▸ WORK REQUIRED
Please set down each line of the material exactly.

▸ TASK INPUT
***

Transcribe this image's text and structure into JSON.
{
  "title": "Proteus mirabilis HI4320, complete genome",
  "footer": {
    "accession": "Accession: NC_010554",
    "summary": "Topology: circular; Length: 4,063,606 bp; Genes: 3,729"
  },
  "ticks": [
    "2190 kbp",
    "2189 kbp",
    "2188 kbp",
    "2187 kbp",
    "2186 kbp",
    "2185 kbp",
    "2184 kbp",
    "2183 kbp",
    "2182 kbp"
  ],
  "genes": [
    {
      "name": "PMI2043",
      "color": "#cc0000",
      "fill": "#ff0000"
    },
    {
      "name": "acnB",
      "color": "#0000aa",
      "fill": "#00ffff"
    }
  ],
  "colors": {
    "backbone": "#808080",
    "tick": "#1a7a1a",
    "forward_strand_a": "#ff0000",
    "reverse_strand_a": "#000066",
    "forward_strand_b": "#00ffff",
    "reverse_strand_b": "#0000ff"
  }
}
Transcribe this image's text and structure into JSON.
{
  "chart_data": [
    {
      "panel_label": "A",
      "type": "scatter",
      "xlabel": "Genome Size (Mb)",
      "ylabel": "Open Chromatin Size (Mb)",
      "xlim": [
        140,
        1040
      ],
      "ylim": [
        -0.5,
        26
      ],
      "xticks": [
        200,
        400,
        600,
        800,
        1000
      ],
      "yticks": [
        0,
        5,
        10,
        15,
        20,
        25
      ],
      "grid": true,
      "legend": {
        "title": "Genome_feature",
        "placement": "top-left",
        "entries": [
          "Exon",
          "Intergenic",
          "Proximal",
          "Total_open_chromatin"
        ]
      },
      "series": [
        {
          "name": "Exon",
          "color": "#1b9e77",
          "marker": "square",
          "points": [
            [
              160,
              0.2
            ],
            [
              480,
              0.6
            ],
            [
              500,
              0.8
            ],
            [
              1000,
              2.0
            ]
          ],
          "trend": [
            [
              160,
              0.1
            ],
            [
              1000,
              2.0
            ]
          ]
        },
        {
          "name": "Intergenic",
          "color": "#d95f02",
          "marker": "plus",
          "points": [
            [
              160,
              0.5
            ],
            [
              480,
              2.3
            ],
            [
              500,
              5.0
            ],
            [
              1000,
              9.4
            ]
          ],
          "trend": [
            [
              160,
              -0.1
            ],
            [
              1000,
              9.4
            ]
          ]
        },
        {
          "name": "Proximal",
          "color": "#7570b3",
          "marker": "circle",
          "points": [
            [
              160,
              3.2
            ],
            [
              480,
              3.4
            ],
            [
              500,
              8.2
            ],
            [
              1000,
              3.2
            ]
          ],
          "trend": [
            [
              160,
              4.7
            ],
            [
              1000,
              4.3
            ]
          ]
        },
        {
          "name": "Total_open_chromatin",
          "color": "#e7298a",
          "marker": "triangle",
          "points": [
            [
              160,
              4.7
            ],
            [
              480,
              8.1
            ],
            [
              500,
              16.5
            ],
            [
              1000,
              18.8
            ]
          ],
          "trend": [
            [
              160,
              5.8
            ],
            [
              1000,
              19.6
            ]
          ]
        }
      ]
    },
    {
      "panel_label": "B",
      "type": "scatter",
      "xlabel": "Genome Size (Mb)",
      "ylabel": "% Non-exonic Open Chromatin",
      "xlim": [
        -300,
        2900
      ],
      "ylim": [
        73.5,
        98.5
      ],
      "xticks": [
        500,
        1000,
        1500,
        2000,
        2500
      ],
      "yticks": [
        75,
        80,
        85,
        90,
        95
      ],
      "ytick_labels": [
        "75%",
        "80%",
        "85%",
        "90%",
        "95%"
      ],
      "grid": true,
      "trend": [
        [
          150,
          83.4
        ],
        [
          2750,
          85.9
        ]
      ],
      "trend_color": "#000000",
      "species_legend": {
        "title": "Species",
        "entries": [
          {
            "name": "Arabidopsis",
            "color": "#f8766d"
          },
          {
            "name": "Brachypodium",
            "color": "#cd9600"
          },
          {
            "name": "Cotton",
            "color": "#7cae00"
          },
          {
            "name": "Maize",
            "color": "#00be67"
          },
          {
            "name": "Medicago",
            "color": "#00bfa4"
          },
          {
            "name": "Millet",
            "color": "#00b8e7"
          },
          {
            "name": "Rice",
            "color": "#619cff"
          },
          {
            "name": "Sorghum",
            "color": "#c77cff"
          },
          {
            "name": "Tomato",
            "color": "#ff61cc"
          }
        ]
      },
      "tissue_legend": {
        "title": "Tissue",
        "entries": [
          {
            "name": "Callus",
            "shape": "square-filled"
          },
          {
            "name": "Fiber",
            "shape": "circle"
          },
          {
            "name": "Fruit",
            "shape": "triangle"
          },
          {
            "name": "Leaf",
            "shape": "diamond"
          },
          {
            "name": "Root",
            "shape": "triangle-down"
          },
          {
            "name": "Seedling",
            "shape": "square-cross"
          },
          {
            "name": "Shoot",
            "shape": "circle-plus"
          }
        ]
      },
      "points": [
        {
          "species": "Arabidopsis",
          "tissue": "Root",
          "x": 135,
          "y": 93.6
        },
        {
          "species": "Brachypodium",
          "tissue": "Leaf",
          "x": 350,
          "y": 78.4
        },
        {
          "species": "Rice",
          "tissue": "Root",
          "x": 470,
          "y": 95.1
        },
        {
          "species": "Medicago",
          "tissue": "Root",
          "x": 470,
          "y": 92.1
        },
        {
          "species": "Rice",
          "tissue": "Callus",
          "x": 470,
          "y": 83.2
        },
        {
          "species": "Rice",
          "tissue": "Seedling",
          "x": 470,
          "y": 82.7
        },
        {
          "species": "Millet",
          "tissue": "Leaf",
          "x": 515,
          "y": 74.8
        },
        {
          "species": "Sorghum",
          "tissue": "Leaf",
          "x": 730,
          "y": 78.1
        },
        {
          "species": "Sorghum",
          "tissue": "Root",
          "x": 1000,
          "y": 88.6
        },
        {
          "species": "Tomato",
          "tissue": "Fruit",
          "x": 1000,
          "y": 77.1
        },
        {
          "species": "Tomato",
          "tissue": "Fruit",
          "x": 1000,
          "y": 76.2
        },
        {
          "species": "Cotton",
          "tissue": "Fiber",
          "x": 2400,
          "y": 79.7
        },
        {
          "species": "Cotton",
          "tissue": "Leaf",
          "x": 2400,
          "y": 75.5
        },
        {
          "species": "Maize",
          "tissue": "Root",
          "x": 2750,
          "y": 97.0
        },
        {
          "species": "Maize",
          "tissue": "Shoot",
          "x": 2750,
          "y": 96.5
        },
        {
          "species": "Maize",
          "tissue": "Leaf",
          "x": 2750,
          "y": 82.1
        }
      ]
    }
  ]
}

***

▸ ANSWER FOR THIS EXERCISE
Transcribe this image's text and structure into JSON.
{
  "title": "Proteus mirabilis HI4320, complete genome",
  "footer": {
    "accession": "Accession: NC_010554",
    "summary": "Topology: circular; Length: 4,063,606 bp; Genes: 3,729"
  },
  "ticks": [
    "2190 kbp",
    "2189 kbp",
    "2188 kbp",
    "2187 kbp",
    "2186 kbp",
    "2185 kbp",
    "2184 kbp",
    "2183 kbp",
    "2182 kbp"
  ],
  "genes": [
    {
      "name": "PMI2043",
      "color": "#cc0000",
      "fill": "#ff0000"
    },
    {
      "name": "acnB",
      "color": "#0000aa",
      "fill": "#00ffff"
    }
  ],
  "colors": {
    "backbone": "#808080",
    "tick": "#1a7a1a",
    "forward_strand_a": "#ff0000",
    "reverse_strand_a": "#000066",
    "forward_strand_b": "#00ffff",
    "reverse_strand_b": "#0000ff"
  }
}
Transcribe this image's text and structure into JSON.
{
  "chart_data": [
    {
      "panel_label": "A",
      "type": "scatter",
      "xlabel": "Genome Size (Mb)",
      "ylabel": "Open Chromatin Size (Mb)",
      "xlim": [
        140,
        1040
      ],
      "ylim": [
        -0.5,
        26
      ],
      "xticks": [
        200,
        400,
        600,
        800,
        1000
      ],
      "yticks": [
        0,
        5,
        10,
        15,
        20,
        25
      ],
      "grid": true,
      "legend": {
        "title": "Genome_feature",
        "placement": "top-left",
        "entries": [
          "Exon",
          "Intergenic",
          "Proximal",
          "Total_open_chromatin"
        ]
      },
      "series": [
        {
          "name": "Exon",
          "color": "#1b9e77",
          "marker": "square",
          "points": [
            [
              160,
              0.2
            ],
            [
              480,
              0.6
            ],
            [
              500,
              0.8
            ],
            [
              1000,
              2.0
            ]
          ],
          "trend": [
            [
              160,
              0.1
            ],
            [
              1000,
              2.0
            ]
          ]
        },
        {
          "name": "Intergenic",
          "color": "#d95f02",
          "marker": "plus",
          "points": [
            [
              160,
              0.5
            ],
            [
              480,
              2.3
            ],
            [
              500,
              5.0
            ],
            [
              1000,
              9.4
            ]
          ],
          "trend": [
            [
              160,
              -0.1
            ],
            [
              1000,
              9.4
            ]
          ]
        },
        {
          "name": "Proximal",
          "color": "#7570b3",
          "marker": "circle",
          "points": [
            [
              160,
              3.2
            ],
            [
              480,
              3.4
            ],
            [
              500,
              8.2
            ],
            [
              1000,
              3.2
            ]
          ],
          "trend": [
            [
              160,
              4.7
            ],
            [
              1000,
              4.3
            ]
          ]
        },
        {
          "name": "Total_open_chromatin",
          "color": "#e7298a",
          "marker": "triangle",
          "points": [
            [
              160,
              4.7
            ],
            [
              480,
              8.1
            ],
            [
              500,
              16.5
            ],
            [
              1000,
              18.8
            ]
          ],
          "trend": [
            [
              160,
              5.8
            ],
            [
              1000,
              19.6
            ]
          ]
        }
      ]
    },
    {
      "panel_label": "B",
      "type": "scatter",
      "xlabel": "Genome Size (Mb)",
      "ylabel": "% Non-exonic Open Chromatin",
      "xlim": [
        -300,
        2900
      ],
      "ylim": [
        73.5,
        98.5
      ],
      "xticks": [
        500,
        1000,
        1500,
        2000,
        2500
      ],
      "yticks": [
        75,
        80,
        85,
        90,
        95
      ],
      "ytick_labels": [
        "75%",
        "80%",
        "85%",
        "90%",
        "95%"
      ],
      "grid": true,
      "trend": [
        [
          150,
          83.4
        ],
        [
          2750,
          85.9
        ]
      ],
      "trend_color": "#000000",
      "species_legend": {
        "title": "Species",
        "entries": [
          {
            "name": "Arabidopsis",
            "color": "#f8766d"
          },
          {
            "name": "Brachypodium",
            "color": "#cd9600"
          },
          {
            "name": "Cotton",
            "color": "#7cae00"
          },
          {
            "name": "Maize",
            "color": "#00be67"
          },
          {
            "name": "Medicago",
            "color": "#00bfa4"
          },
          {
            "name": "Millet",
            "color": "#00b8e7"
          },
          {
            "name": "Rice",
            "color": "#619cff"
          },
          {
            "name": "Sorghum",
            "color": "#c77cff"
          },
          {
            "name": "Tomato",
            "color": "#ff61cc"
          }
        ]
      },
      "tissue_legend": {
        "title": "Tissue",
        "entries": [
          {
            "name": "Callus",
            "shape": "square-filled"
          },
          {
            "name": "Fiber",
            "shape": "circle"
          },
          {
            "name": "Fruit",
            "shape": "triangle"
          },
          {
            "name": "Leaf",
            "shape": "diamond"
          },
          {
            "name": "Root",
            "shape": "triangle-down"
          },
          {
            "name": "Seedling",
            "shape": "square-cross"
          },
          {
            "name": "Shoot",
            "shape": "circle-plus"
          }
        ]
      },
      "points": [
        {
          "species": "Arabidopsis",
          "tissue": "Root",
          "x": 135,
          "y": 93.6
        },
        {
          "species": "Brachypodium",
          "tissue": "Leaf",
          "x": 350,
          "y": 78.4
        },
        {
          "species": "Rice",
          "tissue": "Root",
          "x": 470,
          "y": 95.1
        },
        {
          "species": "Medicago",
          "tissue": "Root",
          "x": 470,
          "y": 92.1
        },
        {
          "species": "Rice",
          "tissue": "Callus",
          "x": 470,
          "y": 83.2
        },
        {
          "species": "Rice",
          "tissue": "Seedling",
          "x": 470,
          "y": 82.7
        },
        {
          "species": "Millet",
          "tissue": "Leaf",
          "x": 515,
          "y": 74.8
        },
        {
          "species": "Sorghum",
          "tissue": "Leaf",
          "x": 730,
          "y": 78.1
        },
        {
          "species": "Sorghum",
          "tissue": "Root",
          "x": 1000,
          "y": 88.6
        },
        {
          "species": "Tomato",
          "tissue": "Fruit",
          "x": 1000,
          "y": 77.1
        },
        {
          "species": "Tomato",
          "tissue": "Fruit",
          "x": 1000,
          "y": 76.2
        },
        {
          "species": "Cotton",
          "tissue": "Fiber",
          "x": 2400,
          "y": 79.7
        },
        {
          "species": "Cotton",
          "tissue": "Leaf",
          "x": 2400,
          "y": 75.5
        },
        {
          "species": "Maize",
          "tissue": "Root",
          "x": 2750,
          "y": 97.0
        },
        {
          "species": "Maize",
          "tissue": "Shoot",
          "x": 2750,
          "y": 96.5
        },
        {
          "species": "Maize",
          "tissue": "Leaf",
          "x": 2750,
          "y": 82.1
        }
      ]
    }
  ]
}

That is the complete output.